━━ Excerpt

Credentials, Data Privacy Settings And Data Sources In Power Query/Power BI

Recently I’ve been doing some more investigations into how data privacy settings work in Power BI. This is a subject I’ve blogged about in great detail already in a series of posts last year, but this functionality is so complex that there is always more to learn. I don’t have any profound new insights to offer; instead this blog post is a write up of a series of experiments whose results shed light onto how the process of setting data privacy levels works end-to-end.

Consider the following M query:

let
    Source = 
        Json.Document(
            Web.Contents(
                "https://data.gov.uk/api/3/action/package_search?q=cows"
                )
            ),
    result = Source[result],
    results = result[results],
    results1 = results{0},
    id = results1[id],
    output = 
        Json.Document(
            Web.Contents(
                "https://data.gov.uk/api/3/action/package_show?id=" & id
                )
            )
in
    output

The query does the following:

  • Runs a query against the UK government’s open data search API (the same API I use in this post on the RelativePath and Query options for the Web.Contents() function) to get a list of datasets related to the search term “cows” via the Package Search endpoint
  • Gets the first dataset returned by the search and finds its ID
  • Sends this ID to the Package Show endpoint in the same API to get the full JSON representation of this data set. Note that the entire URL is dynamically generated and that the Query option of Web.Contents() is not used here.

It’s a typical scenario where data privacy settings can cause problems: data from one data source, the package_search endpoint, is sent to another data source, the package_show endpoint. My series from last year on data privacy settings provides some useful background information on why this is such an important thing for the Power Query engine.

Assuming that you have never used this API before, when you try to run this query in the Power Query Editor in Power BI Desktop, you’ll see the following prompt to edit the credentials used:

image

Before you click the Edit Credentials button, there are two interesting things to point out. First, in the Query Dependencies view, you see this:

image

Notice that the Package Search endpoint is shown but not the Package Show endpoint.

Second, if you click the Data Source Settings button, you’ll see the following in the dialog that appears:

image

Not only does it only show the Package Search endpoint, there is a warning that says:

“Some data sources may not be listed because of hand-authored queries”

━━━━

▶ [Goal 1] According to the Power BI post, which endpoint does the Query Dependencies view show before the credentials are edited?

━━ Exercise input

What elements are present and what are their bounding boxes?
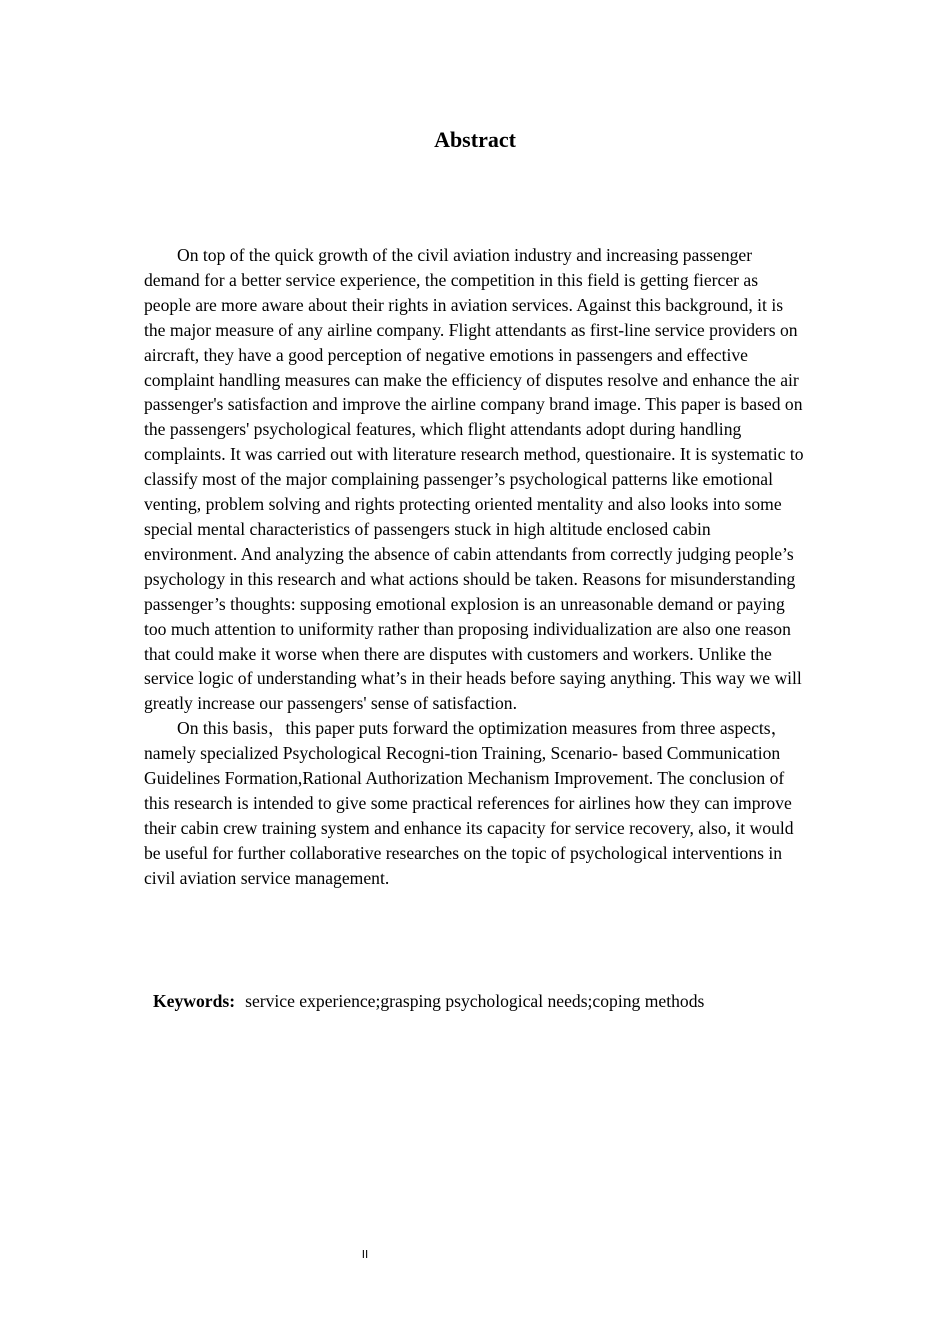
page-number: II	[361, 1248, 369, 1261]
abstract-paragraph-2: On this basis，this paper puts forward the optimization measures from three aspects，namely specialized Psychological Recogni-tion Training, Scenario- based Communication Guidelines Formation,Rational Authorization Mechanism Improvement. The conclusion of this research is intended to give some practical references for airlines how they can improve their cabin crew training system and enhance its capacity for service recovery, also, it would be useful for further collaborative researches on the topic of psychological interventions in civil aviation service management.	[144, 718, 794, 888]
abstract-paragraph-1: On top of the quick growth of the civil aviation industry and increasing passenger demand for a better service experience, the competition in this field is getting fiercer as people are more aware about their rights in aviation services. Against this background, it is the major measure of any airline company. Flight attendants as first-line service providers on aircraft, they have a good perception of negative emotions in passengers and effective complaint handling measures can make the efficiency of disputes resolve and enhance the air passenger's satisfaction and improve the airline company brand image. This paper is based on the passengers' psychological features, which flight attendants adopt during handling complaints. It was carried out with literature research method, questionaire. It is systematic to classify most of the major complaining passenger’s psychological patterns like emotional venting, problem solving and rights protecting oriented mentality and also looks into some special mental characteristics of passengers stuck in high altitude enclosed cabin environment. And analyzing the absence of cabin attendants from correctly judging people’s psychology in this research and what actions should be taken. Reasons for misunderstanding passenger’s thoughts: supposing emotional explosion is an unreasonable demand or paying too much attention to uniformity rather than proposing individualization are also one reason that could make it worse when there are disputes with customers and workers. Unlike the service logic of understanding what’s in their heads before saying anything. This way we will greatly increase our passengers' sense of satisfaction.	[144, 245, 804, 714]
abstract-title: Abstract	[434, 127, 516, 152]
keywords-text: service experience;grasping psychological needs;coping methods	[245, 991, 705, 1011]
keywords-line	[153, 989, 813, 1014]
abstract-body	[144, 243, 806, 891]
keywords-label: Keywords:	[153, 991, 236, 1011]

━━━━

▶ [Goal 2] From the records, copy out the lines starting with the line that contains "1248, 369, 1261]" and going on through the line that contains "abstract-paragraph-2: On this", keeping each line unchanged.

▶ [Right answer 1] The Package Search endpoint.

▶ [Right answer 2]
page-number: II	[361, 1248, 369, 1261]
abstract-paragraph-2: On this basis，this paper puts forward the optimization measures from three aspects，namely specialized Psychological Recogni-tion Training, Scenario- based Communication Guidelines Formation,Rational Authorization Mechanism Improvement. The conclusion of this research is intended to give some practical references for airlines how they can improve their cabin crew training system and enhance its capacity for service recovery, also, it would be useful for further collaborative researches on the topic of psychological interventions in civil aviation service management.	[144, 718, 794, 888]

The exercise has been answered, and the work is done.